=== Task directions ===
Wherever the string "Temperature" appears in a line, extract that line.

=== Entries provided ===
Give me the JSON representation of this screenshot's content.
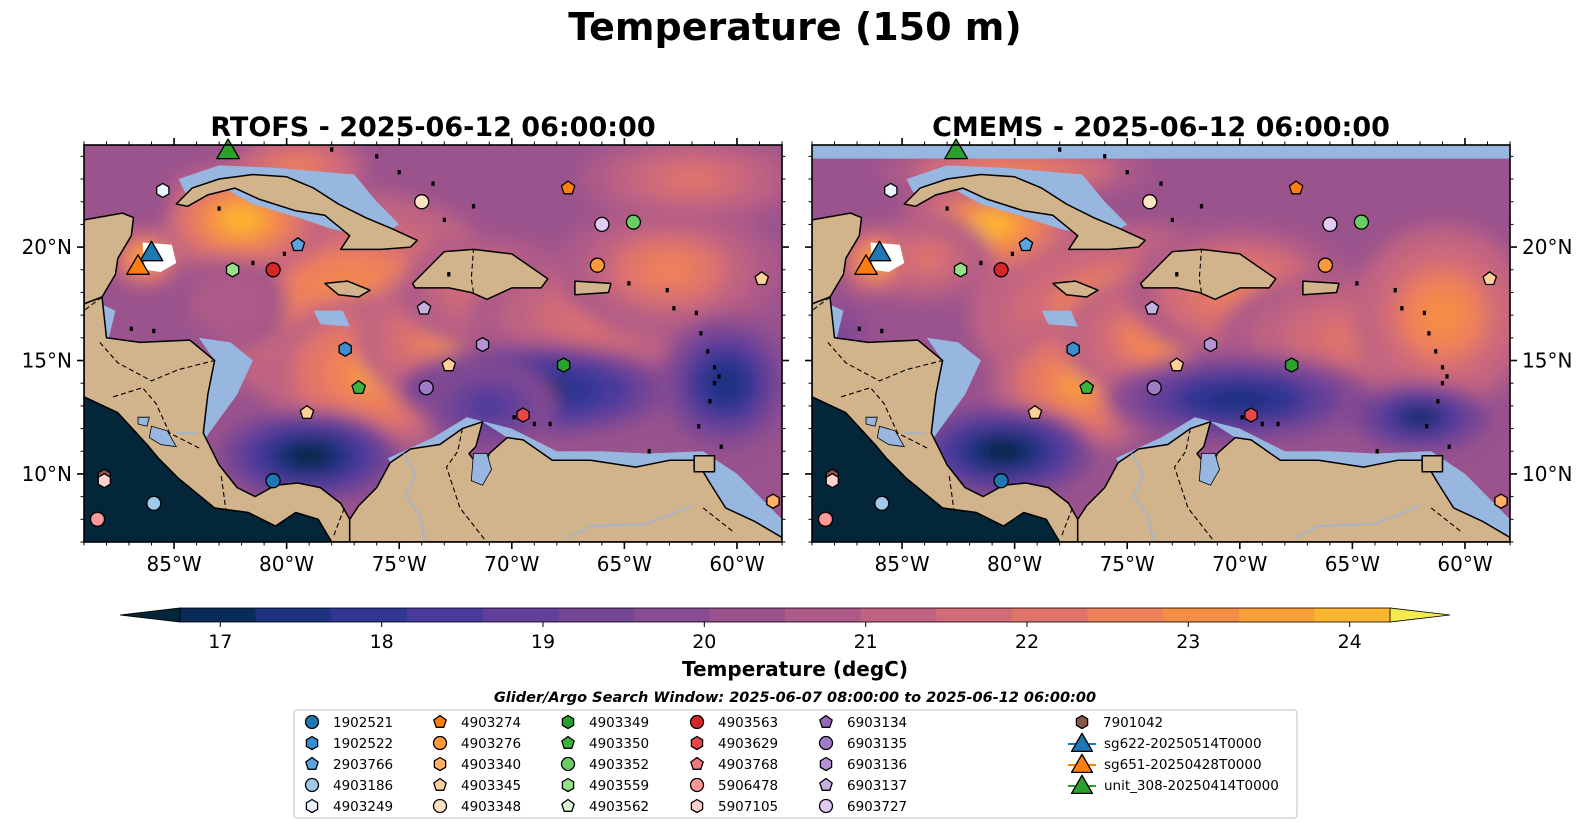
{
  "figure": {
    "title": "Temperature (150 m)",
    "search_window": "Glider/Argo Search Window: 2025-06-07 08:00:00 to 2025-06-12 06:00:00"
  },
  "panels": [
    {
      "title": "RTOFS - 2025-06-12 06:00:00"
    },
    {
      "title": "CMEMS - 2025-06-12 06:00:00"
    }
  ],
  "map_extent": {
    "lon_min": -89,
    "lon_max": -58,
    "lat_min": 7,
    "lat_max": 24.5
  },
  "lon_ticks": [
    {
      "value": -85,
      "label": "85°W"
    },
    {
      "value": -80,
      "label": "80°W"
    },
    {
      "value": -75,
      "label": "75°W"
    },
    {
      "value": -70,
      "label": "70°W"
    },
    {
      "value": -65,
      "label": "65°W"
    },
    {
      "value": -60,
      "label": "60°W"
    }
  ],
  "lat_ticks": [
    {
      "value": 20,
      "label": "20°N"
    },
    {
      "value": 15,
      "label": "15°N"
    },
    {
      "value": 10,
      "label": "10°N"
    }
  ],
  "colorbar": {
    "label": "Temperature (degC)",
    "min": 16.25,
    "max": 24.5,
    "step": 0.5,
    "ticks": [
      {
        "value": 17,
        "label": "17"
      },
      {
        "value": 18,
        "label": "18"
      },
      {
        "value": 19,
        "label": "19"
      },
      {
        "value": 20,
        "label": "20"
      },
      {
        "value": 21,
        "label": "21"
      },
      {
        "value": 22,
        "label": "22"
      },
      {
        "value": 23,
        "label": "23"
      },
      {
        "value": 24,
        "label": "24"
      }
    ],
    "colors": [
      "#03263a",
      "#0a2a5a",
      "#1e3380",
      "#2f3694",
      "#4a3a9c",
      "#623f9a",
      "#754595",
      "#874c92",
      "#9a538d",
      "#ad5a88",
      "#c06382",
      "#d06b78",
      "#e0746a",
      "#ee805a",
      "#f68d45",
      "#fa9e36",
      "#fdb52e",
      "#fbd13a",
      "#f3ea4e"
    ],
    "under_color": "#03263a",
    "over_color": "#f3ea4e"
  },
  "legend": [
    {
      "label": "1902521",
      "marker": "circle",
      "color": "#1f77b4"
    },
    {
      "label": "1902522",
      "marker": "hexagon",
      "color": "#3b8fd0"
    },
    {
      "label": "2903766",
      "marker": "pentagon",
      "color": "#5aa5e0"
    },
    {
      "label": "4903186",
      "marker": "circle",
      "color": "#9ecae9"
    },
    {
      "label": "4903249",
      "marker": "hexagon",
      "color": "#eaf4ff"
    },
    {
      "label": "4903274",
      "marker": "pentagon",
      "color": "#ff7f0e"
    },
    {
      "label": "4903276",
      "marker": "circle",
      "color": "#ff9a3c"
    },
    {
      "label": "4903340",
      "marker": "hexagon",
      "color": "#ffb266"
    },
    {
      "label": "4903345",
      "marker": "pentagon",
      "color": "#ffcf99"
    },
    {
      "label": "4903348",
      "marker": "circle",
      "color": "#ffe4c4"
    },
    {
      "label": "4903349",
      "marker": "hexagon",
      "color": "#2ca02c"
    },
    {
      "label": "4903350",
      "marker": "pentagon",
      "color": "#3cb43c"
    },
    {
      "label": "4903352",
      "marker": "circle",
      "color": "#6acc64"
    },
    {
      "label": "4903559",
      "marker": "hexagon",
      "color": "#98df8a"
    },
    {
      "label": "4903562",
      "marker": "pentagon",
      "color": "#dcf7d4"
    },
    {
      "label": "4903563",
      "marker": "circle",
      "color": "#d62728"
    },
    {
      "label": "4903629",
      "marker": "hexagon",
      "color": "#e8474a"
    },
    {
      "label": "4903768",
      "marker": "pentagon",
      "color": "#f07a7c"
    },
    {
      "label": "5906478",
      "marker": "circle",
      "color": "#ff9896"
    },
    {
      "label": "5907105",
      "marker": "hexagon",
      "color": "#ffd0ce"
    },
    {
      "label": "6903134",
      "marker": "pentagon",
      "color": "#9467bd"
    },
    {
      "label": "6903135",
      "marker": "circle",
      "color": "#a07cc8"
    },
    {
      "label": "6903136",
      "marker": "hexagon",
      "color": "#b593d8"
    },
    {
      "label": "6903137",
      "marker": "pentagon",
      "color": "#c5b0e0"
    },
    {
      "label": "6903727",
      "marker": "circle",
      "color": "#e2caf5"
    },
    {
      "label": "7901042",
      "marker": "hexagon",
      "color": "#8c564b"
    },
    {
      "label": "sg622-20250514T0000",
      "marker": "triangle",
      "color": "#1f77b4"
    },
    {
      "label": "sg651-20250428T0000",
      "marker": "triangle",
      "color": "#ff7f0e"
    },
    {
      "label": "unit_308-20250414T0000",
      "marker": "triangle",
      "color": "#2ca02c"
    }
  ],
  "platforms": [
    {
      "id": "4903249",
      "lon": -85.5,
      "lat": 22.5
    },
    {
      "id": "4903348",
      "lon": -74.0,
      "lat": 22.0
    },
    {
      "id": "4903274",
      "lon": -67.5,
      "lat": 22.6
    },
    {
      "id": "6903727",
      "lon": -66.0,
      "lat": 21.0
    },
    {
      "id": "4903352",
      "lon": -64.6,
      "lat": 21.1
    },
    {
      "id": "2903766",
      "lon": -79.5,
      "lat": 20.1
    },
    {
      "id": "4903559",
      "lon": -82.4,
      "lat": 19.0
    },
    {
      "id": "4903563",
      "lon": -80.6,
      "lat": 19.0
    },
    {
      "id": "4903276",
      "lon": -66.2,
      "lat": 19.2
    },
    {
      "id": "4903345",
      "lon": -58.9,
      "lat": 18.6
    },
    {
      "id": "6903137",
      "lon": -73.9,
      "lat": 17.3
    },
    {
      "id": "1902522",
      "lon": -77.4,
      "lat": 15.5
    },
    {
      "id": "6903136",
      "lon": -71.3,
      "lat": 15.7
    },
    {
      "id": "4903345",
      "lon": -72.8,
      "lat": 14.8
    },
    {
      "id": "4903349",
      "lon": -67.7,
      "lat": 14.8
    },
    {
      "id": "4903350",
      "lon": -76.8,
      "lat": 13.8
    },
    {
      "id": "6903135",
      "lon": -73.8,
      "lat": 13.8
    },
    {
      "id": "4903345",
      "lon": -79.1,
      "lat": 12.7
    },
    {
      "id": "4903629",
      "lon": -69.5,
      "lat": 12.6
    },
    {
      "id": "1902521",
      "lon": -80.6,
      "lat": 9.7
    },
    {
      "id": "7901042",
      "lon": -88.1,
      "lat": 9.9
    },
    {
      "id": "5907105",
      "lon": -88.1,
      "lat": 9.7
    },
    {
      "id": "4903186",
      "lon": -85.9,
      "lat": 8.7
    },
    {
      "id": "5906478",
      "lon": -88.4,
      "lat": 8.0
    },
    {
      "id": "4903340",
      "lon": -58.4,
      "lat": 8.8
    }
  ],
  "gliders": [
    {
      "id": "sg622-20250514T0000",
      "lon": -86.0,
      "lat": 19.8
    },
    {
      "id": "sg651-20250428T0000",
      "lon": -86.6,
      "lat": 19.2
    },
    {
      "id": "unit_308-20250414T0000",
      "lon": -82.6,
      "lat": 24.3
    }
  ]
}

...

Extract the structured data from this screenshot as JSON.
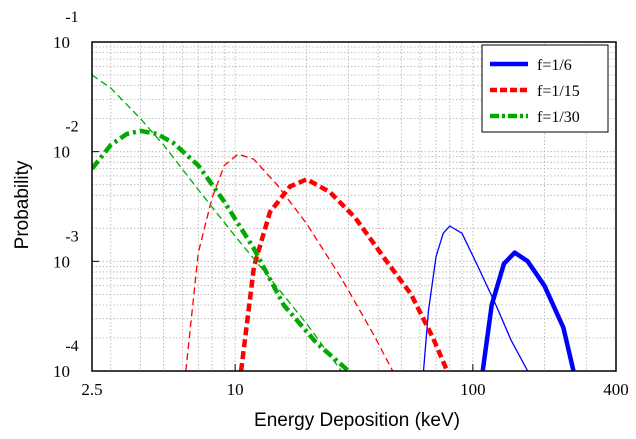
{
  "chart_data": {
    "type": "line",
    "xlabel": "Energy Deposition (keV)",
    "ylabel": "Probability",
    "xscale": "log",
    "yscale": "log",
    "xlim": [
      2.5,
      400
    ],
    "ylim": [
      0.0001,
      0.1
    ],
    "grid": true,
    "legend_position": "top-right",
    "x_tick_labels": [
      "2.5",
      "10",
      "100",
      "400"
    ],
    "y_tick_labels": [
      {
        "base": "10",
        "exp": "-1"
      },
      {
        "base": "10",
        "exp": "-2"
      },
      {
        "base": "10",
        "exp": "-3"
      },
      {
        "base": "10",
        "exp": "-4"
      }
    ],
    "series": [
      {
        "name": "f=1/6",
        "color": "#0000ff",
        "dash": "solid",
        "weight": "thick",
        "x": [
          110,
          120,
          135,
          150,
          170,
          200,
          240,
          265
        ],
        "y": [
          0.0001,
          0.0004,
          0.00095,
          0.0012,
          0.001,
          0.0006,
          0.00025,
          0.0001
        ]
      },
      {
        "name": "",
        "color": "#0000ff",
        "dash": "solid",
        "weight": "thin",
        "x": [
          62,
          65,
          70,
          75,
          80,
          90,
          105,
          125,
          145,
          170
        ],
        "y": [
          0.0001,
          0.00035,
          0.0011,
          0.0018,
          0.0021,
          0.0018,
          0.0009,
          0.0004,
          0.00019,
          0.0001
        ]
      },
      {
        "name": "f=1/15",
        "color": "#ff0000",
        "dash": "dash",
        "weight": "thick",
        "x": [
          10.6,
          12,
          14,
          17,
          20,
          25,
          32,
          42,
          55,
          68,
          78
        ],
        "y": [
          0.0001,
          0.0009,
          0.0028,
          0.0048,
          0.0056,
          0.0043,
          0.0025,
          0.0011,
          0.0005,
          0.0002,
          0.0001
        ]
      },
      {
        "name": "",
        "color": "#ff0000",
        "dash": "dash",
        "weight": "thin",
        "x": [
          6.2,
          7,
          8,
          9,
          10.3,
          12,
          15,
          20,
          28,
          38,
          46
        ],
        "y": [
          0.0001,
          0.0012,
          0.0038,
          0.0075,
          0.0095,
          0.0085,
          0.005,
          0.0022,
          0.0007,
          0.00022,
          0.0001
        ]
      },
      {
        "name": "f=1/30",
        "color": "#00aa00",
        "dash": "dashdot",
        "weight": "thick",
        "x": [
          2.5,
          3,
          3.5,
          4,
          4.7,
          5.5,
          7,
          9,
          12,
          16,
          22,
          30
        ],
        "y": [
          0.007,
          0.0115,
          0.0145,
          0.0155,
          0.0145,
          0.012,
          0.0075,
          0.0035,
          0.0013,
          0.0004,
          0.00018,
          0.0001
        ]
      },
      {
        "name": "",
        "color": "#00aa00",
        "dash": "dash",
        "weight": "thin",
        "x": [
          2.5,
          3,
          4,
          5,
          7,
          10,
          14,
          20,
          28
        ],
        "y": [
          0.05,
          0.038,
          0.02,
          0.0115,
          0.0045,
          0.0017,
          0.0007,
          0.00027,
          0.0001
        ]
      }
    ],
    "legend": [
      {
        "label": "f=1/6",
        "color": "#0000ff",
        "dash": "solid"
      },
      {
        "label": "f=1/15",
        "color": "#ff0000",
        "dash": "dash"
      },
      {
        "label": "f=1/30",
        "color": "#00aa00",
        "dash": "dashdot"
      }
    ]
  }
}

=== Exercise solution ===
    "title": "Temperature (150 m)",
    "label": "Temperature (degC)",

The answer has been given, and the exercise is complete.